Scan the data below for the string "indiferencia". Copy every line where it appears.
* Start *
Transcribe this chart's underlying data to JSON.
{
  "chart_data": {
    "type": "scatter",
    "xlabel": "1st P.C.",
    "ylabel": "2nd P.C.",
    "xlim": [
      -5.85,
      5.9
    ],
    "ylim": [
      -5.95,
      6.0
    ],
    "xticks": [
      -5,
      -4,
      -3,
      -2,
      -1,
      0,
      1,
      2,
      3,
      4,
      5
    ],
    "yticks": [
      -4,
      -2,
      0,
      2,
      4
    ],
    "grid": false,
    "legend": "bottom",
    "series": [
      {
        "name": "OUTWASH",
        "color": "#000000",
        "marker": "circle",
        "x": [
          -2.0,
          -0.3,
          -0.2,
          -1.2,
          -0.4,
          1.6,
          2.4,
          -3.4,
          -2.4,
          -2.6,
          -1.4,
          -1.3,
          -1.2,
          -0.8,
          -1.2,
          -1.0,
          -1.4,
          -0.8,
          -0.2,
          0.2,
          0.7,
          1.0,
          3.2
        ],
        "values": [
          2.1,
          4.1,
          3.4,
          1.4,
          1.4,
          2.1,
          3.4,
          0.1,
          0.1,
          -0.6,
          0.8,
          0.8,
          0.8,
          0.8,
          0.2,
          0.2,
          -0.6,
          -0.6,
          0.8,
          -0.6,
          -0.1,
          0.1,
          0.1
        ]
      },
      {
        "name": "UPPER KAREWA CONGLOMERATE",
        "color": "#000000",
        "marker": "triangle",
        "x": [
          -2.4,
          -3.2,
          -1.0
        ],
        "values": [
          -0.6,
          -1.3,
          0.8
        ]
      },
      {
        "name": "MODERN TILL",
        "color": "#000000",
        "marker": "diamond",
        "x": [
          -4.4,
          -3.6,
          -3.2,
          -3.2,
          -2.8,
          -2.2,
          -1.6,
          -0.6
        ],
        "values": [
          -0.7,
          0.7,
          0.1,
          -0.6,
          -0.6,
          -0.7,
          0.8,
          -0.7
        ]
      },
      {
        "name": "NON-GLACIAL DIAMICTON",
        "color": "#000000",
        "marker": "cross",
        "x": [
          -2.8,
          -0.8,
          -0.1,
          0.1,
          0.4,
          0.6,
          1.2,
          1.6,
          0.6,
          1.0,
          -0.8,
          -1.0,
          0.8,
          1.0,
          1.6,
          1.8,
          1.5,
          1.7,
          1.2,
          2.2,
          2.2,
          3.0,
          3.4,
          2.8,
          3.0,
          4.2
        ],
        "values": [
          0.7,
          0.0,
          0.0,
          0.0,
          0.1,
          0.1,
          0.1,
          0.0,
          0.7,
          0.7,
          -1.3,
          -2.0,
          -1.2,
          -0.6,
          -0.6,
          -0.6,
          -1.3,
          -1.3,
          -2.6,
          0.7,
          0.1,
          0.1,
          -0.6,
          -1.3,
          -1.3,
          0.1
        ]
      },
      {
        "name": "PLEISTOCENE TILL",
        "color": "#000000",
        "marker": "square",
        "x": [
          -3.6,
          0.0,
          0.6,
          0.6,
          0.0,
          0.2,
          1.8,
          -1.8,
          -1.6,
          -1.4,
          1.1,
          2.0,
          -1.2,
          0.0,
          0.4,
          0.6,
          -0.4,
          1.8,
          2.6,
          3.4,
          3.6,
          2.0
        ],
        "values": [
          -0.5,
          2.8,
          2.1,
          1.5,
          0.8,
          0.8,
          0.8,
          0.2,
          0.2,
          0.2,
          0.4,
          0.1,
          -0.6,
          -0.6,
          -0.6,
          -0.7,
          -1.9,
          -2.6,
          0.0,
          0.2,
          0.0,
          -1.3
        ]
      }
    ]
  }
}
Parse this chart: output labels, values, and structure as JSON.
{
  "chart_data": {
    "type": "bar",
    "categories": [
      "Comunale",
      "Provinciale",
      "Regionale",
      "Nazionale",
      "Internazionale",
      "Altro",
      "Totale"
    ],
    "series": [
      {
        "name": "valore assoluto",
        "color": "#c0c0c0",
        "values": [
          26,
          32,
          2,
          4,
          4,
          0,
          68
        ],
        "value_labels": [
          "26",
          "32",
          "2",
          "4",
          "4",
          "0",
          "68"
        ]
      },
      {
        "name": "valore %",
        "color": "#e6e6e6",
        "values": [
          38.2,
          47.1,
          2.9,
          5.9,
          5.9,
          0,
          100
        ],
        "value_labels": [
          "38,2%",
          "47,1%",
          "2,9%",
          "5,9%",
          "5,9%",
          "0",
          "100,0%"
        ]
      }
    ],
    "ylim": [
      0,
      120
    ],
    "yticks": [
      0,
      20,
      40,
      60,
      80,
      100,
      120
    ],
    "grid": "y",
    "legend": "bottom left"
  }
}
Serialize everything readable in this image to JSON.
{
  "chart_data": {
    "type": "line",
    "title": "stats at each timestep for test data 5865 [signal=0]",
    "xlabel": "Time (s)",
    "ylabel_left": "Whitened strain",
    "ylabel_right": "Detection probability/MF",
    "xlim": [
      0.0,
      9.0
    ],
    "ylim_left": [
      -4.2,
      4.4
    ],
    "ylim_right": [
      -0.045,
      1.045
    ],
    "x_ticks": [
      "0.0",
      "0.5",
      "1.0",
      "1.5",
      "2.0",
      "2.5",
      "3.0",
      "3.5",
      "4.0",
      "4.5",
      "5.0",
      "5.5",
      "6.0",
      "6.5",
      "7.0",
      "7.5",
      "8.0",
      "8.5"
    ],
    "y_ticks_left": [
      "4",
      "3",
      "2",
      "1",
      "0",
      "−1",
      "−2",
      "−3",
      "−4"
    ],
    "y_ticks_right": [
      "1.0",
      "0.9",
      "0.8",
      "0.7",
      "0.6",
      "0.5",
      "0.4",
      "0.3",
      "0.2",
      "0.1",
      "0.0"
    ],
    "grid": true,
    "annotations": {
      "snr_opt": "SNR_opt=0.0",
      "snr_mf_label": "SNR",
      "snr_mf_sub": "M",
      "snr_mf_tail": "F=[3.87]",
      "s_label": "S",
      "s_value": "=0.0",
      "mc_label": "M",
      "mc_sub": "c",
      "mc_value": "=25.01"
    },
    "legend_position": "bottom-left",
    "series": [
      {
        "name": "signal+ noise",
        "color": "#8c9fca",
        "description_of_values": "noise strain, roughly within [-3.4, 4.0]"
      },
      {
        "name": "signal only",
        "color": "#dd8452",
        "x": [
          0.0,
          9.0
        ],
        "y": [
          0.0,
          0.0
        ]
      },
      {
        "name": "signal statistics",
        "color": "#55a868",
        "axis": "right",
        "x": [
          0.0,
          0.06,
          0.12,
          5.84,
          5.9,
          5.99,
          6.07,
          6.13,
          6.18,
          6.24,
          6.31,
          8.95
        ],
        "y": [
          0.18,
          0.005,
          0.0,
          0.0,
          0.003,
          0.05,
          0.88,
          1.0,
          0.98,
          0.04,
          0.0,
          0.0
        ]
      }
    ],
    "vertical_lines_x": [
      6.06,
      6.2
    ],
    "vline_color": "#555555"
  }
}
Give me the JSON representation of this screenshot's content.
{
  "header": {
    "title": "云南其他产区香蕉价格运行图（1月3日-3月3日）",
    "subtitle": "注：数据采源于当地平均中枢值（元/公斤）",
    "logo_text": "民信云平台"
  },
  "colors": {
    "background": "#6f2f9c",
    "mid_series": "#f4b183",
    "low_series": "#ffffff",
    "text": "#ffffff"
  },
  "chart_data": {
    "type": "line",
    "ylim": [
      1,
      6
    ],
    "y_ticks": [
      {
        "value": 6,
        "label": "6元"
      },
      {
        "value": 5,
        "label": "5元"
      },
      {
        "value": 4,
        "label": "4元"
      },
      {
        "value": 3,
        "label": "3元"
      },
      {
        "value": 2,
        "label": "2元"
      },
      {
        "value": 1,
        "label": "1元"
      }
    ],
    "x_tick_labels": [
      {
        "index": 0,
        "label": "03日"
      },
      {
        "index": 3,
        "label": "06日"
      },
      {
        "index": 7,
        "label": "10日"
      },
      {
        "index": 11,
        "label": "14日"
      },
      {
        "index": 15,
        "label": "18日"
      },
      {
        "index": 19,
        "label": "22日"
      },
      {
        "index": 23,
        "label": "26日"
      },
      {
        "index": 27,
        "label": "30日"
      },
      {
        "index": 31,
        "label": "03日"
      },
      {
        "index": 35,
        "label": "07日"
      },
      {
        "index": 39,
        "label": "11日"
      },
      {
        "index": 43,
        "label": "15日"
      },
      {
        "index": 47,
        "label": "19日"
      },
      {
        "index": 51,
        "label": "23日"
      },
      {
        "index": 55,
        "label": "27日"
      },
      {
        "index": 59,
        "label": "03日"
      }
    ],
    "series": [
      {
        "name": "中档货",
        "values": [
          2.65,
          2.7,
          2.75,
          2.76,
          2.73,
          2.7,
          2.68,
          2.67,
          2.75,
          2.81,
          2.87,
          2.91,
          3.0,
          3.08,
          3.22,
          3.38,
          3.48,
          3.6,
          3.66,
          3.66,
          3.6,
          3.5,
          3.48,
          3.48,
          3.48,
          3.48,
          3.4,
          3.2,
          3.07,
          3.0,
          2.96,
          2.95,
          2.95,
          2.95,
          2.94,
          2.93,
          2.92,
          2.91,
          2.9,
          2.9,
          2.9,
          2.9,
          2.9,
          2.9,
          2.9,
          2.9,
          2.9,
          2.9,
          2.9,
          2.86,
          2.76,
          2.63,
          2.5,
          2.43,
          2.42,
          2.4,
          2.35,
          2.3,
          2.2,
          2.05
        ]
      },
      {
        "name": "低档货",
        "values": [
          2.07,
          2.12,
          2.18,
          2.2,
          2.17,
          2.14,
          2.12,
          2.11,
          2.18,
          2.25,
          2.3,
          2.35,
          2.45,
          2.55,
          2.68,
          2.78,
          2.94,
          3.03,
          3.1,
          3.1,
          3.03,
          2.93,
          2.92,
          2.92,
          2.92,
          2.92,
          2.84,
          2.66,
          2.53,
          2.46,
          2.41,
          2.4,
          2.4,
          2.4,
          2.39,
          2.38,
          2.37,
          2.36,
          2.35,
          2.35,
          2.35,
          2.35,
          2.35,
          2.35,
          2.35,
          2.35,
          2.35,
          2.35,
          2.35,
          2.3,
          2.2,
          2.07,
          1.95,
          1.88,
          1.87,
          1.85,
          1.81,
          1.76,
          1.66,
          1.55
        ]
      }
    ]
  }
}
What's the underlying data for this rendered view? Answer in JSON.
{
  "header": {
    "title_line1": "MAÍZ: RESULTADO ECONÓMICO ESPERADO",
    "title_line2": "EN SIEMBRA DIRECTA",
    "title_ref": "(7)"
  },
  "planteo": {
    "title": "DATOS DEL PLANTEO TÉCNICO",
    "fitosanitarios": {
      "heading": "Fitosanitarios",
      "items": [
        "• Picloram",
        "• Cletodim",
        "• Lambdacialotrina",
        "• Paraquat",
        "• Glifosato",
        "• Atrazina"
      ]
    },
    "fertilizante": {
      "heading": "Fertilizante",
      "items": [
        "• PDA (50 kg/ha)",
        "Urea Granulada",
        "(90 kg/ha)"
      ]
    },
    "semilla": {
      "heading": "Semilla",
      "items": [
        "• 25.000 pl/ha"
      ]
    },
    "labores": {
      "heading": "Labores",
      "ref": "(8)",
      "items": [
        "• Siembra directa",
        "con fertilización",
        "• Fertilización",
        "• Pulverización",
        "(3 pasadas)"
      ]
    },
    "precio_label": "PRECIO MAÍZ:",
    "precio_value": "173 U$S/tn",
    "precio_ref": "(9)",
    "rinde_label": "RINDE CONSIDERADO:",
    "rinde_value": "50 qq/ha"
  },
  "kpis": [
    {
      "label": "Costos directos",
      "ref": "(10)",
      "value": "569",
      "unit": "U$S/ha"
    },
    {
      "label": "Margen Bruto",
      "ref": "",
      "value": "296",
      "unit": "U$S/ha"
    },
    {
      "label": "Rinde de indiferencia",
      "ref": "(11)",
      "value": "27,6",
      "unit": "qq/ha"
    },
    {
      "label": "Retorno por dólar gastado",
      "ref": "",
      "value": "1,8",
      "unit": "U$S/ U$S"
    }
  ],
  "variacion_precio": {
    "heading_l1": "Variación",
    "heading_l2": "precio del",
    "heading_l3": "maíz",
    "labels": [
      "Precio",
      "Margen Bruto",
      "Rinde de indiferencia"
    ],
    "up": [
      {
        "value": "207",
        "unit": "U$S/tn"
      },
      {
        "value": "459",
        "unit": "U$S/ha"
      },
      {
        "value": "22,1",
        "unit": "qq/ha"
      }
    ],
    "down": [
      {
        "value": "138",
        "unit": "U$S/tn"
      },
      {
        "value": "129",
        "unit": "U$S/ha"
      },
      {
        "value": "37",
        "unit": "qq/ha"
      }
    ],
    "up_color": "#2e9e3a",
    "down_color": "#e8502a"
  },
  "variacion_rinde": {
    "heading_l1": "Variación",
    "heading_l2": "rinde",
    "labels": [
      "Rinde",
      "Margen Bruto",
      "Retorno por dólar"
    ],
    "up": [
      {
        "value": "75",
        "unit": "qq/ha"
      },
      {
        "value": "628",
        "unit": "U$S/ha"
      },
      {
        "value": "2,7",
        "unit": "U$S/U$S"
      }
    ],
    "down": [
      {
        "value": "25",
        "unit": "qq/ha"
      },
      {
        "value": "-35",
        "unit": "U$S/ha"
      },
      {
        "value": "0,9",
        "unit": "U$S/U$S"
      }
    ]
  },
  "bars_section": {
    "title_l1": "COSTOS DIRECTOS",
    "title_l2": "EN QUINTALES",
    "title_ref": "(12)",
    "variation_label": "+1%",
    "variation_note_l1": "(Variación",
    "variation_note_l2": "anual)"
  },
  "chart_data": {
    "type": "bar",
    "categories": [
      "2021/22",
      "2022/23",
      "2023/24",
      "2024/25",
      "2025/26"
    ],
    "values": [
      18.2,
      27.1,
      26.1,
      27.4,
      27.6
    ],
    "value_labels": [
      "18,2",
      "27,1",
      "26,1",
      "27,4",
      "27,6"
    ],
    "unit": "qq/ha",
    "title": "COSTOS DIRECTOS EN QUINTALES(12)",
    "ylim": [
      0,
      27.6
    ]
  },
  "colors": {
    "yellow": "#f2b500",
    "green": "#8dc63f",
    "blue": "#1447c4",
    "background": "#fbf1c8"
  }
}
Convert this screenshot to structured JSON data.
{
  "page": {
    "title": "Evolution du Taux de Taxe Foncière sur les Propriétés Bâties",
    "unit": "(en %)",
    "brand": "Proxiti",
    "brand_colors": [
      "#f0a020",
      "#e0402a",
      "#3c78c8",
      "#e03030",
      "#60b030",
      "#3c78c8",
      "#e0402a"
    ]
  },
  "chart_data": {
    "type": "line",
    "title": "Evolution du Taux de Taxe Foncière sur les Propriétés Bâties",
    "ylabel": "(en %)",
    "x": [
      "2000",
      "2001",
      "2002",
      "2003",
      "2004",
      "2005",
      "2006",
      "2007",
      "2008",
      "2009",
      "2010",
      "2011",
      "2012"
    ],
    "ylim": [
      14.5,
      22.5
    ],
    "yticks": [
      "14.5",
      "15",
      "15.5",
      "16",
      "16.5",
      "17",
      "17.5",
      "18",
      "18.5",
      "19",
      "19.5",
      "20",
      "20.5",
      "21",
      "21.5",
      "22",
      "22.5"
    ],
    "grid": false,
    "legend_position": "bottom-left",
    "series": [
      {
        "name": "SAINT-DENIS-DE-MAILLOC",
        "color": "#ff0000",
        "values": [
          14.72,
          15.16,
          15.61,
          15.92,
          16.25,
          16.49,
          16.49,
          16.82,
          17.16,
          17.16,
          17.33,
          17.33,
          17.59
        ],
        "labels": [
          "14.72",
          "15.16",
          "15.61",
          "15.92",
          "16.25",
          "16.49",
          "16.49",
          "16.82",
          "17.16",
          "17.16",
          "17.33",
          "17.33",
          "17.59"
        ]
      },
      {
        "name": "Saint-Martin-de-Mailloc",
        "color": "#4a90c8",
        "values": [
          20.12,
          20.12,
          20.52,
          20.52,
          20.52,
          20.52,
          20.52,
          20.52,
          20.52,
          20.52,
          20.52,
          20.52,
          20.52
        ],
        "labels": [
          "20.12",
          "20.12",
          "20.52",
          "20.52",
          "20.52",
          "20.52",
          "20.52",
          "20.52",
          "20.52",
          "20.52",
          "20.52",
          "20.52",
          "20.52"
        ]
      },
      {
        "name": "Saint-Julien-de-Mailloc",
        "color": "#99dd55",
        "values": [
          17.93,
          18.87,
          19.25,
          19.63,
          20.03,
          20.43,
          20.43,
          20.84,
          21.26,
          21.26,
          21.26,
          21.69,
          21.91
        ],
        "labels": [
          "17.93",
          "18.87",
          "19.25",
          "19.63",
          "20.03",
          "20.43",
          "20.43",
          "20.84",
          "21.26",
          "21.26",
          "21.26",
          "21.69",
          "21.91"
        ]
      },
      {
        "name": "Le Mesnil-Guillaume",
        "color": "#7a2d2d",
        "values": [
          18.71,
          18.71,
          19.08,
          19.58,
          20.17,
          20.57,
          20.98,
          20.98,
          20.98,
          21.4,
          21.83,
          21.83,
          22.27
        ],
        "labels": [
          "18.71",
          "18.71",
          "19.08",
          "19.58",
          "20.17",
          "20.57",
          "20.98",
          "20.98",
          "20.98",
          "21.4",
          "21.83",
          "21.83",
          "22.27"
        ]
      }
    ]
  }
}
* End *
▸ WRITTEN RESPONSE:
      "label": "Rinde de indiferencia",
      "Rinde de indiferencia"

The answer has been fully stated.